• **Your objective**: Hunt for the word "снегов" across the entries below, copying each line that holds it.

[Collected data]
_ _ _ _

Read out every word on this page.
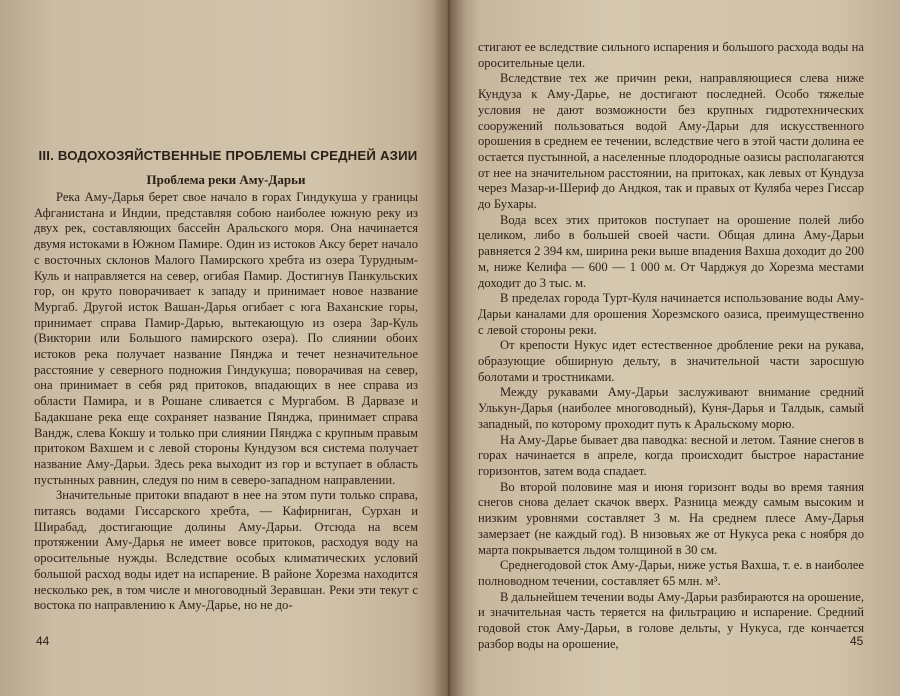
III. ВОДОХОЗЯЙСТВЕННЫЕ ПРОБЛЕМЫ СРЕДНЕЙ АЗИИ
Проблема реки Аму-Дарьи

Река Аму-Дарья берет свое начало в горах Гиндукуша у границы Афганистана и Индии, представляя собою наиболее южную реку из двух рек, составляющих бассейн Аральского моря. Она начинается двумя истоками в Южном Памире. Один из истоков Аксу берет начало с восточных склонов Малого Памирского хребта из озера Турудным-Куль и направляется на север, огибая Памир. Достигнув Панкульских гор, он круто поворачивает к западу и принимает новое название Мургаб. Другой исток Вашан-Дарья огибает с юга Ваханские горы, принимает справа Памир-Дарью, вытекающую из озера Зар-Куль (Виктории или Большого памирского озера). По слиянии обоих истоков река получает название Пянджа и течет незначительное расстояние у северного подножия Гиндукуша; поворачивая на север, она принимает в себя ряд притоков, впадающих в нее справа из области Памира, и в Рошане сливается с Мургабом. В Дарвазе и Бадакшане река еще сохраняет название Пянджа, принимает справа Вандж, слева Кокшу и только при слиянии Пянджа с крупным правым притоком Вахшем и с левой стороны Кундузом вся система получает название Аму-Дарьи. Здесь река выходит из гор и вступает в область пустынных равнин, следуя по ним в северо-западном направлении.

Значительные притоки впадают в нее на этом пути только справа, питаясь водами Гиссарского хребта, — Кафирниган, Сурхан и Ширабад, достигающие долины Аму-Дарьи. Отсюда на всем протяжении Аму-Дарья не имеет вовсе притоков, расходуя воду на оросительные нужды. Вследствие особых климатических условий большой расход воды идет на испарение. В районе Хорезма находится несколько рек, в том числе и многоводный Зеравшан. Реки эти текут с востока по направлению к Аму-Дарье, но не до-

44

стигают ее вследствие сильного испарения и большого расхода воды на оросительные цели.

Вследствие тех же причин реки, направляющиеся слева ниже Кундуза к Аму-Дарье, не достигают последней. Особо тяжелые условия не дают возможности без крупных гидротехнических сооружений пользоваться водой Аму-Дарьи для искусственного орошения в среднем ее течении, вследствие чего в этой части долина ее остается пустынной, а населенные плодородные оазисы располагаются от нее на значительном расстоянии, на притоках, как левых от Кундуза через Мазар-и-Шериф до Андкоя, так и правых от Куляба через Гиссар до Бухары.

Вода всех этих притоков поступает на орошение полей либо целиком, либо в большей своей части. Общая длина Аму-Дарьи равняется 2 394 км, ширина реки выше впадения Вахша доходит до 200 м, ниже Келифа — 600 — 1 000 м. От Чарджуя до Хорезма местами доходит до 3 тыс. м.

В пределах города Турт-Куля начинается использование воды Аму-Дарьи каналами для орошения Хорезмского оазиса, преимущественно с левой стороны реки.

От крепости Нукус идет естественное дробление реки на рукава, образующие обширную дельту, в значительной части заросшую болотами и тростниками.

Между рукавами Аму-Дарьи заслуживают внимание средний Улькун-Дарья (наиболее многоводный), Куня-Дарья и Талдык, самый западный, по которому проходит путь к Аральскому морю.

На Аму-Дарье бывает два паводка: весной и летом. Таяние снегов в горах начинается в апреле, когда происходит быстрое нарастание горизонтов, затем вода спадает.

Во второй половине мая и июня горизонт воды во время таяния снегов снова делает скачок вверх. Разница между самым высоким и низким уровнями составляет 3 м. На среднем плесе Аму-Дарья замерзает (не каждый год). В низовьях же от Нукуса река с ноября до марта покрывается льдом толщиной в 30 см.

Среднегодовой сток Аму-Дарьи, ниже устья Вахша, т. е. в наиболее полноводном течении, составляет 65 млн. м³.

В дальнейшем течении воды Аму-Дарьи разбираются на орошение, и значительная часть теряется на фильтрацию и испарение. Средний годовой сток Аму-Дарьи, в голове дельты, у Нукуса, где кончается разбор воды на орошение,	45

_ _ _ _

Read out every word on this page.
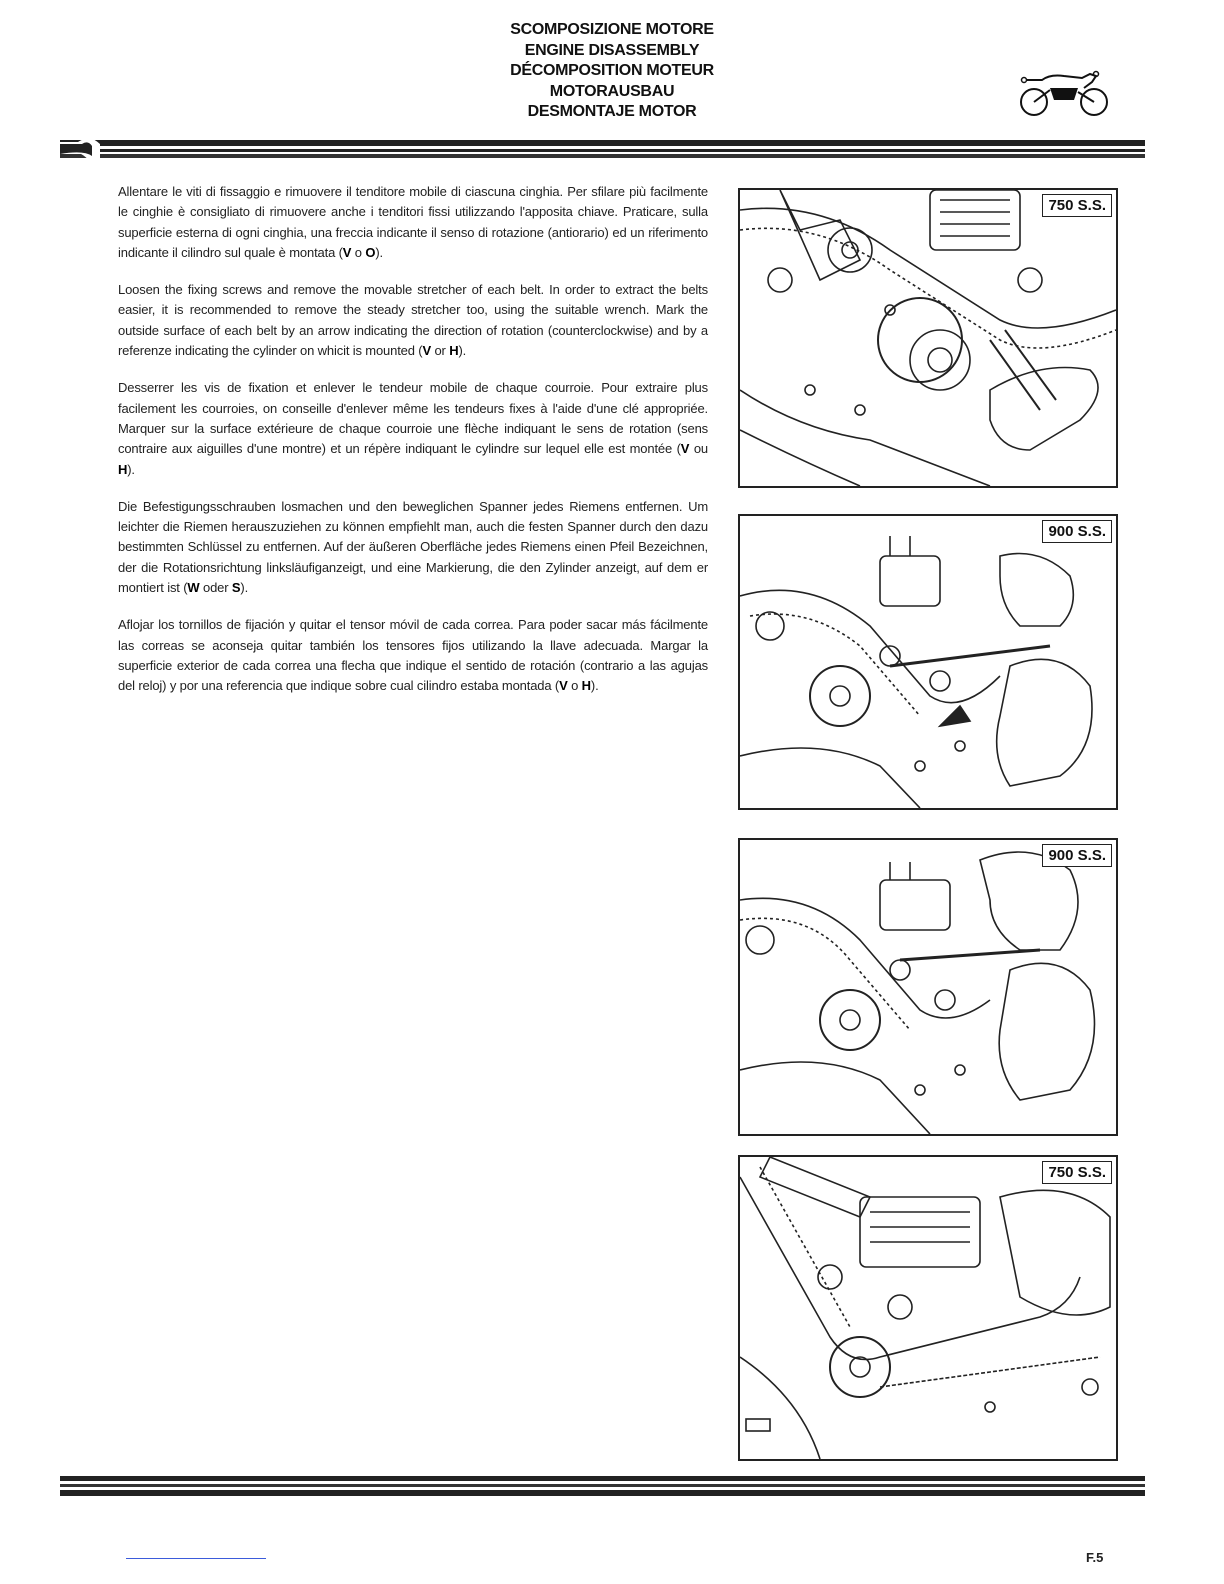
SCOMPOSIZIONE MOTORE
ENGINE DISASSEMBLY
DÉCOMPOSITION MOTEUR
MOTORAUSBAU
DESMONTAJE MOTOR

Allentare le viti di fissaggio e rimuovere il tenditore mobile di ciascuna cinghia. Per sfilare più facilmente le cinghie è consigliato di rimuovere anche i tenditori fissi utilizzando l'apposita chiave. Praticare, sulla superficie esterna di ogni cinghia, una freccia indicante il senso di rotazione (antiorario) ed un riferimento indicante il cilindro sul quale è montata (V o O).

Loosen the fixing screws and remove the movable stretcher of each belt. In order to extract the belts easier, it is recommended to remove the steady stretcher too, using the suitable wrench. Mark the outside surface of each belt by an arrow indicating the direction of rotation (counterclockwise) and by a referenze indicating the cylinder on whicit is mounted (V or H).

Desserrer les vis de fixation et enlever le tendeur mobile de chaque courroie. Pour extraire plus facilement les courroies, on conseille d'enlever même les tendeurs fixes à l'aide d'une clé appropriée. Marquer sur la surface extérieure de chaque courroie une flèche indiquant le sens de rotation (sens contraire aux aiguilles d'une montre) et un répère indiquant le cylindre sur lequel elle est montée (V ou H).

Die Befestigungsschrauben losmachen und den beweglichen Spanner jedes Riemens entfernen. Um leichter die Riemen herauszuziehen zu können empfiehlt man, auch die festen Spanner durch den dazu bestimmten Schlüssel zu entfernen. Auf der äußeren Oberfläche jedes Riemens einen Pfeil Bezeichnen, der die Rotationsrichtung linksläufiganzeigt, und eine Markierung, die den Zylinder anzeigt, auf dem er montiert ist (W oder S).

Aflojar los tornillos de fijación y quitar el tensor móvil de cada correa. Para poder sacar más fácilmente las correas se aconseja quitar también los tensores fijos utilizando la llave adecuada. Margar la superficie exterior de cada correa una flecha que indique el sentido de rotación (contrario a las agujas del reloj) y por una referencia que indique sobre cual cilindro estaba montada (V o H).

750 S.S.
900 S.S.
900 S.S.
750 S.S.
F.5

_ _ _ _

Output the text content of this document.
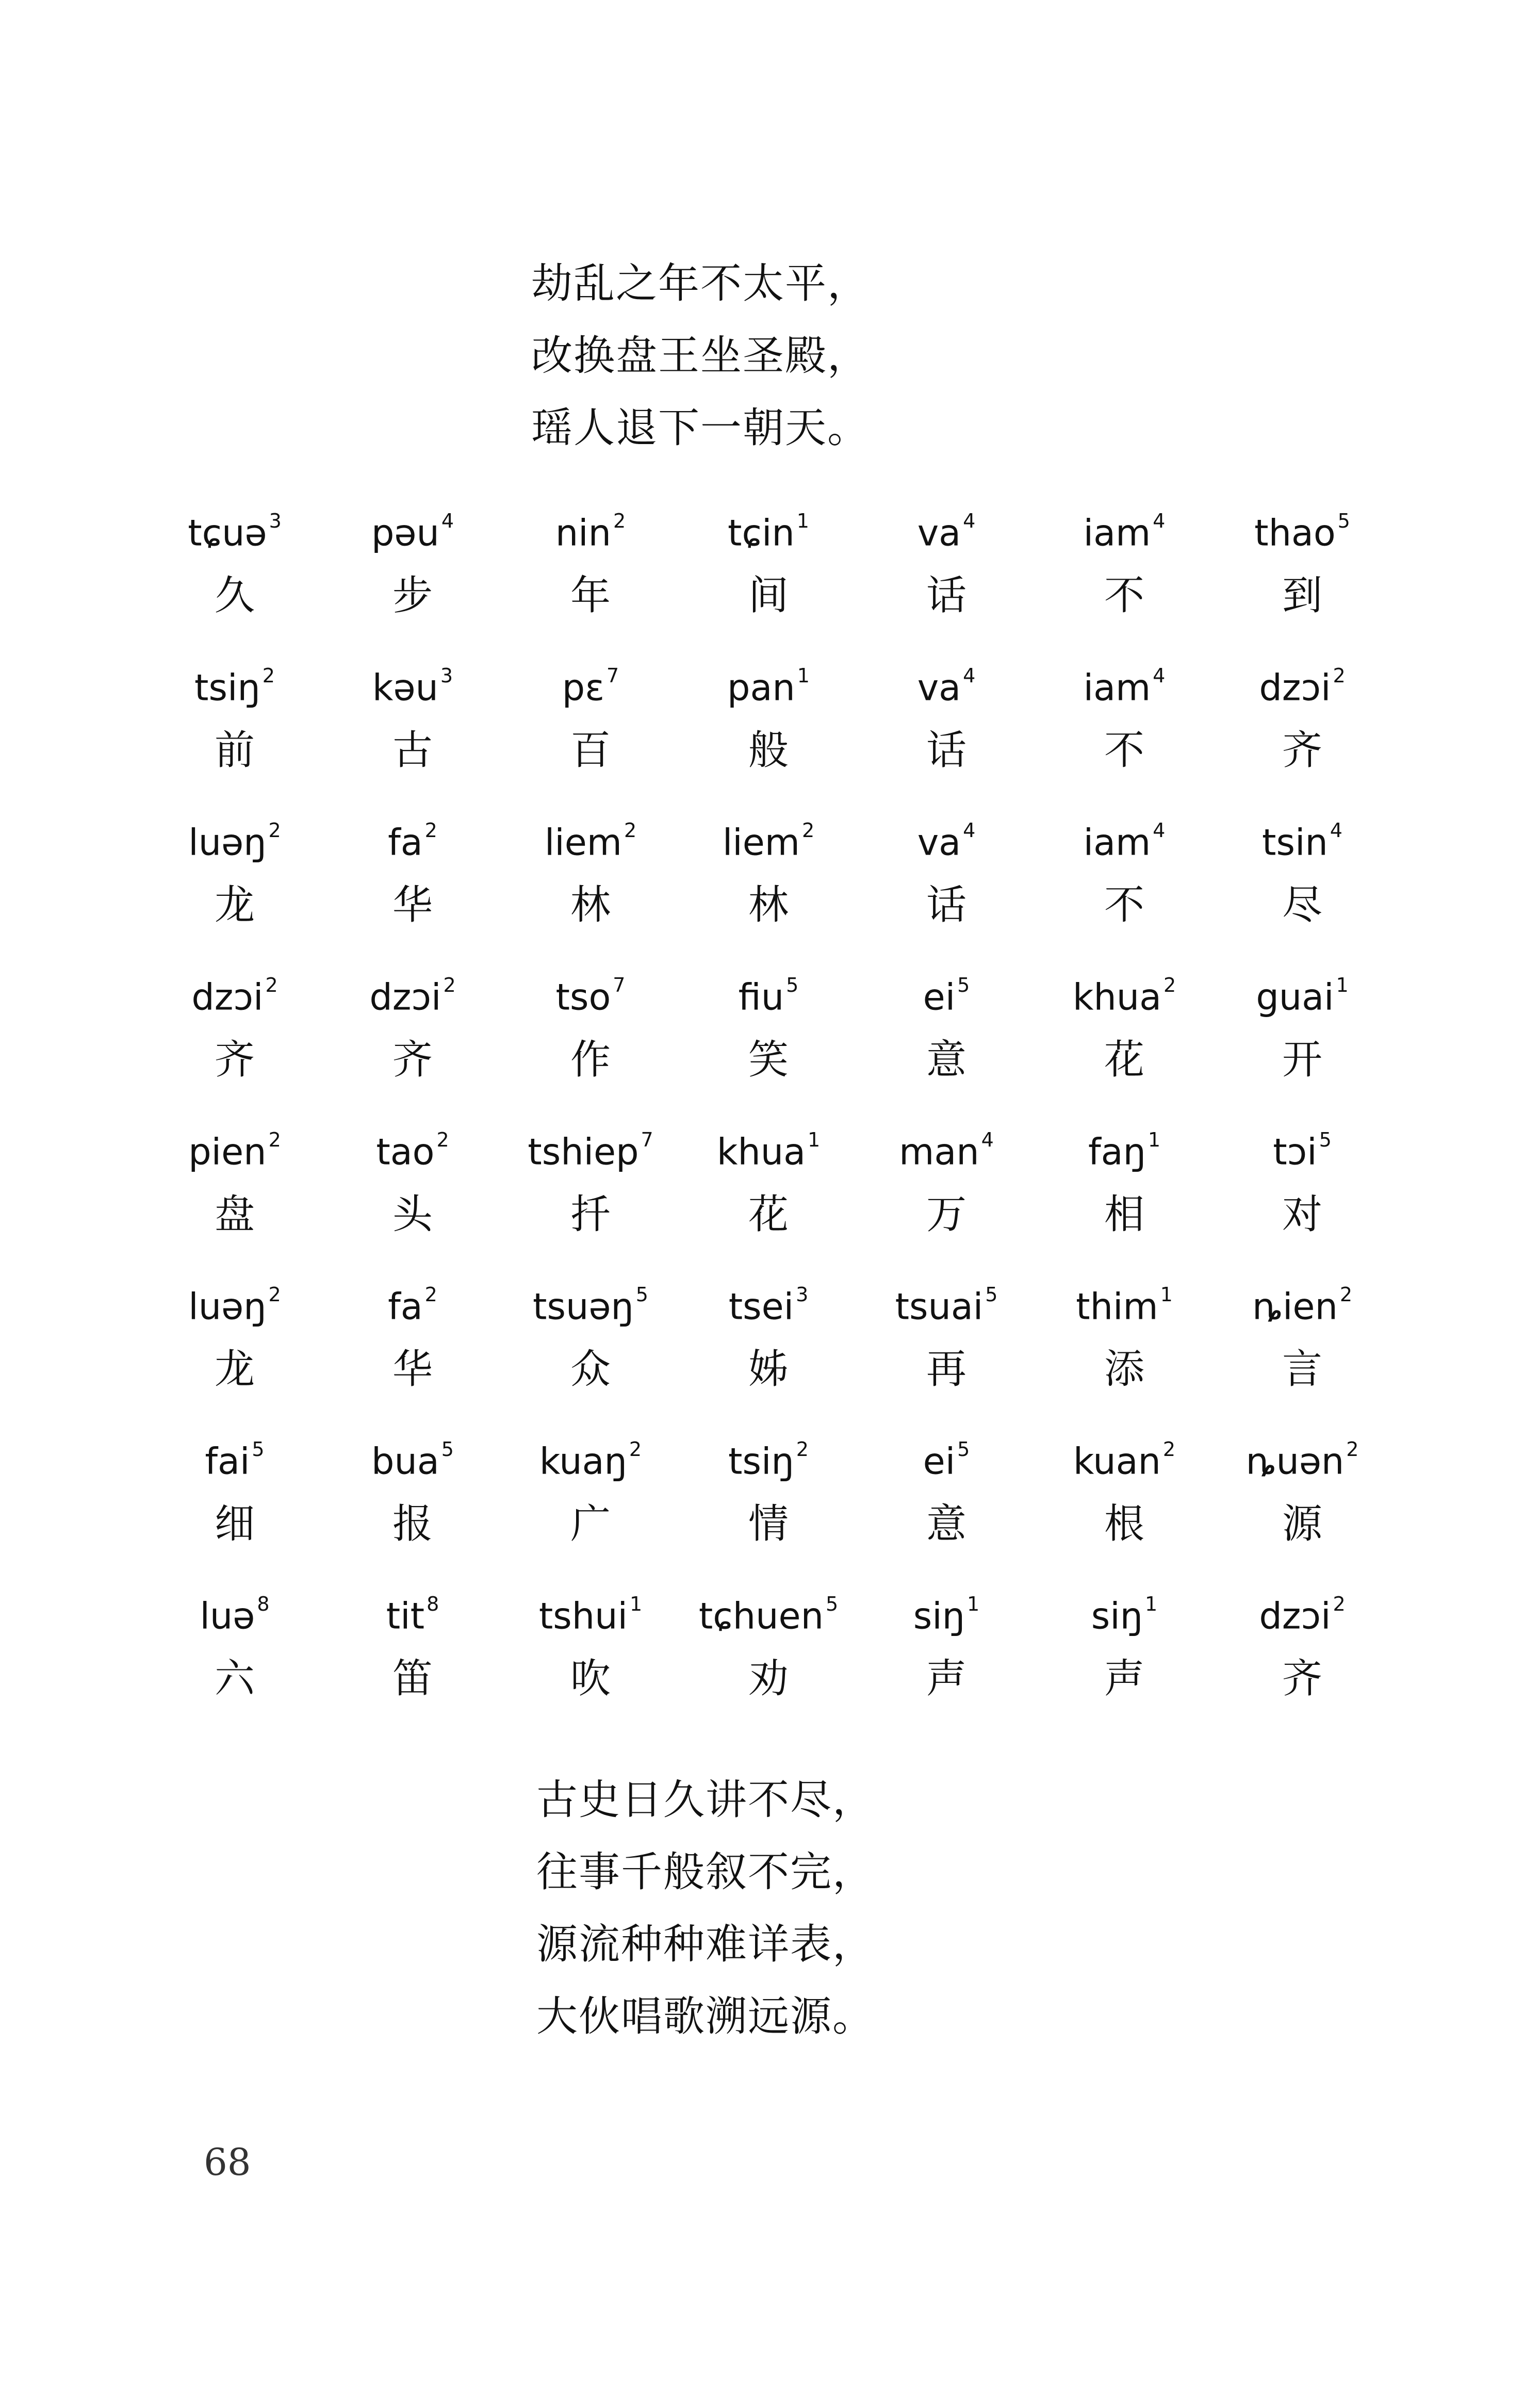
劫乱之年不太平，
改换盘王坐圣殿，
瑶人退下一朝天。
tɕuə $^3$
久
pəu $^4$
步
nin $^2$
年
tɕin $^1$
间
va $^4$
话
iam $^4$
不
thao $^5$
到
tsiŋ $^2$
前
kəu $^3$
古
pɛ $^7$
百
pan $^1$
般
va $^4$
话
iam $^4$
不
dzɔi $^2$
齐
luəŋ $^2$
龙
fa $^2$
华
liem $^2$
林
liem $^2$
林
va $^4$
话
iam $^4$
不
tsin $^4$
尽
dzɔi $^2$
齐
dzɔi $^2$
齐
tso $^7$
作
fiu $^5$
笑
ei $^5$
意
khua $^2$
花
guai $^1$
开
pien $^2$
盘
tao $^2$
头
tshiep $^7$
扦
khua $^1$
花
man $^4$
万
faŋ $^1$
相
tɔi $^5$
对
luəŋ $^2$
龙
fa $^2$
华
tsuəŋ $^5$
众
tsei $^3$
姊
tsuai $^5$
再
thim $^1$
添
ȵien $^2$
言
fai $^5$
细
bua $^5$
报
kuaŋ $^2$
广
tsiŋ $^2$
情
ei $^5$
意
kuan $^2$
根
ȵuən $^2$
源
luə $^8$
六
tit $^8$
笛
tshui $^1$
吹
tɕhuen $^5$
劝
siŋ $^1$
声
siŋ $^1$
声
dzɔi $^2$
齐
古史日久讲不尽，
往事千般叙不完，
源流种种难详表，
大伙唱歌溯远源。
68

_ _ _ _

• **Expected answer**:
На Аму-Дарье бывает два паводка: весной и летом. Таяние снегов в горах начинается в апреле, когда происходит быстрое нарастание горизонтов, затем вода спадает.
Во второй половине мая и июня горизонт воды во время таяния снегов снова делает скачок вверх. Разница между самым высоким и низким уровнями составляет 3 м. На среднем плесе Аму-Дарья замерзает (не каждый год). В низовьях же от Нукуса река с ноября до марта покрывается льдом толщиной в 30 см.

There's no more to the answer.